• **DATA PROVIDED**:
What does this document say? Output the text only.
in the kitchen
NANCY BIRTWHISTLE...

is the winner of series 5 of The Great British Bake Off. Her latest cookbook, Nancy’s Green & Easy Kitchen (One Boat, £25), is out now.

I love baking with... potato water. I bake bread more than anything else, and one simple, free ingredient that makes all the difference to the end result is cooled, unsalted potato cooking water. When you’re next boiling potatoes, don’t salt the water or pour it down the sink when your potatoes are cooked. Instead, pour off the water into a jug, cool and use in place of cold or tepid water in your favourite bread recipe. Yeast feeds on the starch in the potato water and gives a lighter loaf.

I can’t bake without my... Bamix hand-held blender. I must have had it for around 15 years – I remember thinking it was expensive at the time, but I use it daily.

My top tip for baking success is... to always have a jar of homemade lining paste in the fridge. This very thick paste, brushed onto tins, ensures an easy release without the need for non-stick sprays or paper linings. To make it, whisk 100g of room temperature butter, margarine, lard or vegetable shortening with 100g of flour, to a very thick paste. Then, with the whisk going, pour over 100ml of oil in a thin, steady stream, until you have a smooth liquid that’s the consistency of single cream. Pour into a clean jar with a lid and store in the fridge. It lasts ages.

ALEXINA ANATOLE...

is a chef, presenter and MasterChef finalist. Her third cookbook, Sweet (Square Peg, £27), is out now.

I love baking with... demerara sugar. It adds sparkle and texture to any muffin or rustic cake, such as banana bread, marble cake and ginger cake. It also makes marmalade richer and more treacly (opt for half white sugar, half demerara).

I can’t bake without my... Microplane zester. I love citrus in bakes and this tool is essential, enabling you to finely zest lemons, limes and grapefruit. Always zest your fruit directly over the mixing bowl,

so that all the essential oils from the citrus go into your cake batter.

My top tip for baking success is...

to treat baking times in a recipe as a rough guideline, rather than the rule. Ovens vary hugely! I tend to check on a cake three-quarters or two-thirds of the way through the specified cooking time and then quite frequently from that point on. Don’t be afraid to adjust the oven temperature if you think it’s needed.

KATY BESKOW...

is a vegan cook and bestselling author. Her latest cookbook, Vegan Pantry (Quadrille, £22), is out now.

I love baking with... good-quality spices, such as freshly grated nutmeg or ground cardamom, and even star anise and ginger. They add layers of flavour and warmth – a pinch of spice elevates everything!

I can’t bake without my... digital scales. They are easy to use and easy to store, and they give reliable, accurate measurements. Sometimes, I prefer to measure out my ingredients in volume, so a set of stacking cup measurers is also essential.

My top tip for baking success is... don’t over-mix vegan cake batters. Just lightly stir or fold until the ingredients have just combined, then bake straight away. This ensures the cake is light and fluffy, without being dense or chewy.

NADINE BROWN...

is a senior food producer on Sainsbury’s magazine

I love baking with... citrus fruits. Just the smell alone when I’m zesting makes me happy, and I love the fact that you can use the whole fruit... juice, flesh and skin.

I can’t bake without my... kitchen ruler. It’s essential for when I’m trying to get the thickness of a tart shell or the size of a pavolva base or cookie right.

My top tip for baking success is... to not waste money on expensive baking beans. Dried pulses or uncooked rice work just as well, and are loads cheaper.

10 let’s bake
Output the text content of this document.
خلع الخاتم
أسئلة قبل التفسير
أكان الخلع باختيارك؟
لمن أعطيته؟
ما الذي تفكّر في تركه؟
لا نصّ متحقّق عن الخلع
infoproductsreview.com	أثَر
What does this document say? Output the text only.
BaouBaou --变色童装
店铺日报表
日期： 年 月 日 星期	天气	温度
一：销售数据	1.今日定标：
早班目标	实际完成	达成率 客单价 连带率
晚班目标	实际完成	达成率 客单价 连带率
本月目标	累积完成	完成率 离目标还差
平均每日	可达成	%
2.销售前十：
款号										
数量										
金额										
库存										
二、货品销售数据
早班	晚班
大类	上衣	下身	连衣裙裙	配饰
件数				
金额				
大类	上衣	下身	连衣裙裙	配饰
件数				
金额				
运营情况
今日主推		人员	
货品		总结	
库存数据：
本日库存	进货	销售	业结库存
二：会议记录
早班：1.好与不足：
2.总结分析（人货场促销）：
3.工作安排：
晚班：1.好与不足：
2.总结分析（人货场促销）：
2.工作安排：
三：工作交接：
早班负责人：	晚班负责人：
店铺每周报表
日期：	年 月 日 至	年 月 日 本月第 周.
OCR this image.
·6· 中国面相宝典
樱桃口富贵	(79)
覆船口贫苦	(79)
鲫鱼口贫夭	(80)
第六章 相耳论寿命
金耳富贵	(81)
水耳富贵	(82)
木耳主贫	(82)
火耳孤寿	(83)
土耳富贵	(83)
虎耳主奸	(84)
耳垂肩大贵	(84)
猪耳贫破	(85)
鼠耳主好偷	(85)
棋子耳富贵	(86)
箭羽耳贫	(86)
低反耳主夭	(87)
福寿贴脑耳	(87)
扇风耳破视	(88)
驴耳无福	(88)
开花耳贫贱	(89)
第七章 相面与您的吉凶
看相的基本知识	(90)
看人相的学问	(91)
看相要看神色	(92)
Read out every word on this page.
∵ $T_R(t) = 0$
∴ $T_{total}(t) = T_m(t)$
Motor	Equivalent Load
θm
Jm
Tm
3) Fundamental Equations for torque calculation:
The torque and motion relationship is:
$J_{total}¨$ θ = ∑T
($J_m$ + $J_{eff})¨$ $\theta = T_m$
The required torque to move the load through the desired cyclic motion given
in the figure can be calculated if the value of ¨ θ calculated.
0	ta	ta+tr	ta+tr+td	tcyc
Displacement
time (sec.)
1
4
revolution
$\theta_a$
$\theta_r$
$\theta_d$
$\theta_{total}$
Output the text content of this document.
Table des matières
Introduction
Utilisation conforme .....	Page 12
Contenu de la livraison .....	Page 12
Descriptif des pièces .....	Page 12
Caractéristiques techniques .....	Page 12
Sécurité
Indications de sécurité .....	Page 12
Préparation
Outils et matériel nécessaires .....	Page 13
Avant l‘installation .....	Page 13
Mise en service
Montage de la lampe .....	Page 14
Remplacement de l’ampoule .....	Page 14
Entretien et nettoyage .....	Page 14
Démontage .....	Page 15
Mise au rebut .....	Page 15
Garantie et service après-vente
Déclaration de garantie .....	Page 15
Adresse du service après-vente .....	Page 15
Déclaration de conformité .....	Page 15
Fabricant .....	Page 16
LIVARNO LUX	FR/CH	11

• **EXERCISE PROMPT**: Every entry should be printed again exactly as written.

• **REPLY**:
What does this document say? Output the text only.
in the kitchen
NANCY BIRTWHISTLE...

is the winner of series 5 of The Great British Bake Off. Her latest cookbook, Nancy’s Green & Easy Kitchen (One Boat, £25), is out now.

I love baking with... potato water. I bake bread more than anything else, and one simple, free ingredient that makes all the difference to the end result is cooled, unsalted potato cooking water. When you’re next boiling potatoes, don’t salt the water or pour it down the sink when your potatoes are cooked. Instead, pour off the water into a jug, cool and use in place of cold or tepid water in your favourite bread recipe. Yeast feeds on the starch in the potato water and gives a lighter loaf.

I can’t bake without my... Bamix hand-held blender. I must have had it for around 15 years – I remember thinking it was expensive at the time, but I use it daily.

My top tip for baking success is... to always have a jar of homemade lining paste in the fridge. This very thick paste, brushed onto tins, ensures an easy release without the need for non-stick sprays or paper linings. To make it, whisk 100g of room temperature butter, margarine, lard or vegetable shortening with 100g of flour, to a very thick paste. Then, with the whisk going, pour over 100ml of oil in a thin, steady stream, until you have a smooth liquid that’s the consistency of single cream. Pour into a clean jar with a lid and store in the fridge. It lasts ages.

ALEXINA ANATOLE...

is a chef, presenter and MasterChef finalist. Her third cookbook, Sweet (Square Peg, £27), is out now.

I love baking with... demerara sugar. It adds sparkle and texture to any muffin or rustic cake, such as banana bread, marble cake and ginger cake. It also makes marmalade richer and more treacly (opt for half white sugar, half demerara).

I can’t bake without my... Microplane zester. I love citrus in bakes and this tool is essential, enabling you to finely zest lemons, limes and grapefruit. Always zest your fruit directly over the mixing bowl,

so that all the essential oils from the citrus go into your cake batter.

My top tip for baking success is...

to treat baking times in a recipe as a rough guideline, rather than the rule. Ovens vary hugely! I tend to check on a cake three-quarters or two-thirds of the way through the specified cooking time and then quite frequently from that point on. Don’t be afraid to adjust the oven temperature if you think it’s needed.

KATY BESKOW...

is a vegan cook and bestselling author. Her latest cookbook, Vegan Pantry (Quadrille, £22), is out now.

I love baking with... good-quality spices, such as freshly grated nutmeg or ground cardamom, and even star anise and ginger. They add layers of flavour and warmth – a pinch of spice elevates everything!

I can’t bake without my... digital scales. They are easy to use and easy to store, and they give reliable, accurate measurements. Sometimes, I prefer to measure out my ingredients in volume, so a set of stacking cup measurers is also essential.

My top tip for baking success is... don’t over-mix vegan cake batters. Just lightly stir or fold until the ingredients have just combined, then bake straight away. This ensures the cake is light and fluffy, without being dense or chewy.

NADINE BROWN...

is a senior food producer on Sainsbury’s magazine

I love baking with... citrus fruits. Just the smell alone when I’m zesting makes me happy, and I love the fact that you can use the whole fruit... juice, flesh and skin.

I can’t bake without my... kitchen ruler. It’s essential for when I’m trying to get the thickness of a tart shell or the size of a pavolva base or cookie right.

My top tip for baking success is... to not waste money on expensive baking beans. Dried pulses or uncooked rice work just as well, and are loads cheaper.

10 let’s bake
Output the text content of this document.
خلع الخاتم
أسئلة قبل التفسير
أكان الخلع باختيارك؟
لمن أعطيته؟
ما الذي تفكّر في تركه؟
لا نصّ متحقّق عن الخلع
infoproductsreview.com	أثَر
What does this document say? Output the text only.
BaouBaou --变色童装
店铺日报表
日期： 年 月 日 星期	天气	温度
一：销售数据	1.今日定标：
早班目标	实际完成	达成率 客单价 连带率
晚班目标	实际完成	达成率 客单价 连带率
本月目标	累积完成	完成率 离目标还差
平均每日	可达成	%
2.销售前十：
款号										
数量										
金额										
库存										
二、货品销售数据
早班	晚班
大类	上衣	下身	连衣裙裙	配饰
件数				
金额				
大类	上衣	下身	连衣裙裙	配饰
件数				
金额				
运营情况
今日主推		人员	
货品		总结	
库存数据：
本日库存	进货	销售	业结库存
二：会议记录
早班：1.好与不足：
2.总结分析（人货场促销）：
3.工作安排：
晚班：1.好与不足：
2.总结分析（人货场促销）：
2.工作安排：
三：工作交接：
早班负责人：	晚班负责人：
店铺每周报表
日期：	年 月 日 至	年 月 日 本月第 周.
OCR this image.
·6· 中国面相宝典
樱桃口富贵	(79)
覆船口贫苦	(79)
鲫鱼口贫夭	(80)
第六章 相耳论寿命
金耳富贵	(81)
水耳富贵	(82)
木耳主贫	(82)
火耳孤寿	(83)
土耳富贵	(83)
虎耳主奸	(84)
耳垂肩大贵	(84)
猪耳贫破	(85)
鼠耳主好偷	(85)
棋子耳富贵	(86)
箭羽耳贫	(86)
低反耳主夭	(87)
福寿贴脑耳	(87)
扇风耳破视	(88)
驴耳无福	(88)
开花耳贫贱	(89)
第七章 相面与您的吉凶
看相的基本知识	(90)
看人相的学问	(91)
看相要看神色	(92)
Read out every word on this page.
∵ $T_R(t) = 0$
∴ $T_{total}(t) = T_m(t)$
Motor	Equivalent Load
θm
Jm
Tm
3) Fundamental Equations for torque calculation:
The torque and motion relationship is:
$J_{total}¨$ θ = ∑T
($J_m$ + $J_{eff})¨$ $\theta = T_m$
The required torque to move the load through the desired cyclic motion given
in the figure can be calculated if the value of ¨ θ calculated.
0	ta	ta+tr	ta+tr+td	tcyc
Displacement
time (sec.)
1
4
revolution
$\theta_a$
$\theta_r$
$\theta_d$
$\theta_{total}$
Output the text content of this document.
Table des matières
Introduction
Utilisation conforme .....	Page 12
Contenu de la livraison .....	Page 12
Descriptif des pièces .....	Page 12
Caractéristiques techniques .....	Page 12
Sécurité
Indications de sécurité .....	Page 12
Préparation
Outils et matériel nécessaires .....	Page 13
Avant l‘installation .....	Page 13
Mise en service
Montage de la lampe .....	Page 14
Remplacement de l’ampoule .....	Page 14
Entretien et nettoyage .....	Page 14
Démontage .....	Page 15
Mise au rebut .....	Page 15
Garantie et service après-vente
Déclaration de garantie .....	Page 15
Adresse du service après-vente .....	Page 15
Déclaration de conformité .....	Page 15
Fabricant .....	Page 16
LIVARNO LUX	FR/CH	11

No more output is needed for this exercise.